◆ WHAT IS ASKED: Restate the material word for word and leave out anything that is a picture.

Stored data entries:

-- begin --

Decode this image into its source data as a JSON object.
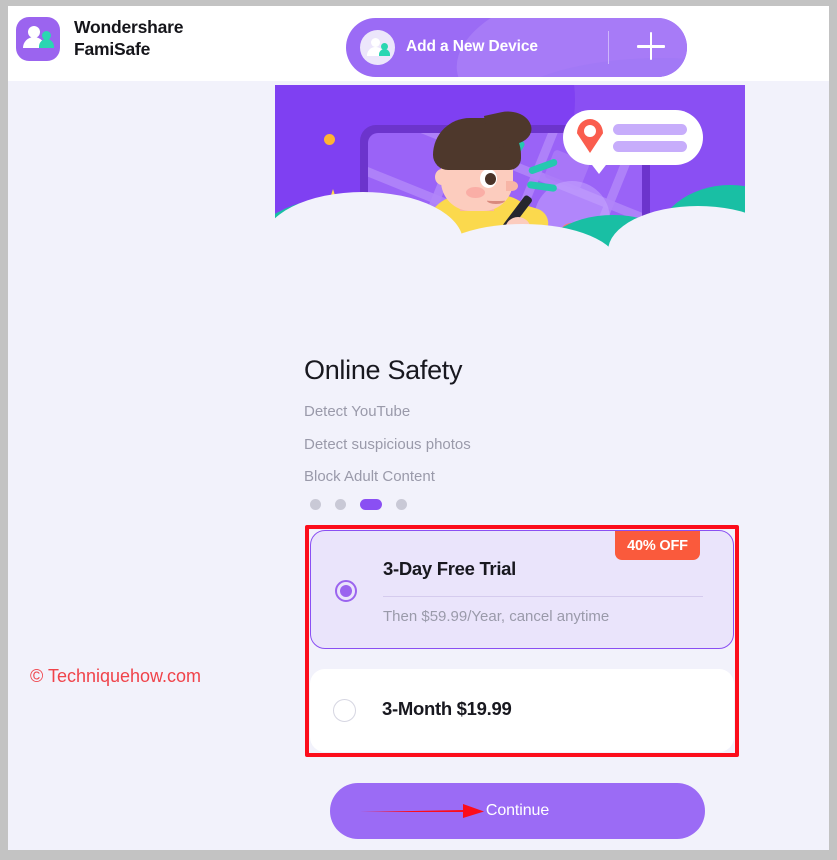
{
  "header": {
    "brand_line1": "Wondershare",
    "brand_line2": "FamiSafe",
    "app_icon": "family-logo-icon",
    "add_device": {
      "label": "Add a New Device",
      "avatar_icon": "family-avatar-icon",
      "plus_icon": "plus-icon"
    }
  },
  "hero": {
    "illustration": "boy-with-phone-map-location-illustration",
    "background_color": "#8a4ff3",
    "accent_teal": "#19bfa4",
    "accent_yellow": "#fbd94d",
    "pin_color": "#fa5d4e"
  },
  "content": {
    "headline": "Online Safety",
    "features": [
      "Detect YouTube",
      "Detect suspicious photos",
      "Block Adult Content"
    ],
    "pagination": {
      "total": 4,
      "active_index": 2,
      "active_color": "#8a4ff3",
      "inactive_color": "#c9c9d6"
    }
  },
  "plans": {
    "badge": "40% OFF",
    "badge_color": "#fa5a3c",
    "items": [
      {
        "title": "3-Day Free Trial",
        "subtitle": "Then $59.99/Year, cancel anytime",
        "selected": true
      },
      {
        "title": "3-Month $19.99",
        "subtitle": "",
        "selected": false
      }
    ]
  },
  "cta": {
    "label": "Continue",
    "color": "#9b6bf5"
  },
  "annotations": {
    "highlight_color": "#fc0d1b",
    "arrow": "red-arrow-pointing-to-continue",
    "watermark": "© Techniquehow.com"
  }
}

-- end --

◆ ANSWER:
Decode this image into its source data as a JSON object.
{
  "header": {
    "brand_line1": "Wondershare",
    "brand_line2": "FamiSafe",
    "app_icon": "family-logo-icon",
    "add_device": {
      "label": "Add a New Device",
      "avatar_icon": "family-avatar-icon",
      "plus_icon": "plus-icon"
    }
  },
  "hero": {
    "illustration": "boy-with-phone-map-location-illustration",
    "background_color": "#8a4ff3",
    "accent_teal": "#19bfa4",
    "accent_yellow": "#fbd94d",
    "pin_color": "#fa5d4e"
  },
  "content": {
    "headline": "Online Safety",
    "features": [
      "Detect YouTube",
      "Detect suspicious photos",
      "Block Adult Content"
    ],
    "pagination": {
      "total": 4,
      "active_index": 2,
      "active_color": "#8a4ff3",
      "inactive_color": "#c9c9d6"
    }
  },
  "plans": {
    "badge": "40% OFF",
    "badge_color": "#fa5a3c",
    "items": [
      {
        "title": "3-Day Free Trial",
        "subtitle": "Then $59.99/Year, cancel anytime",
        "selected": true
      },
      {
        "title": "3-Month $19.99",
        "subtitle": "",
        "selected": false
      }
    ]
  },
  "cta": {
    "label": "Continue",
    "color": "#9b6bf5"
  },
  "annotations": {
    "highlight_color": "#fc0d1b",
    "arrow": "red-arrow-pointing-to-continue",
    "watermark": "© Techniquehow.com"
  }
}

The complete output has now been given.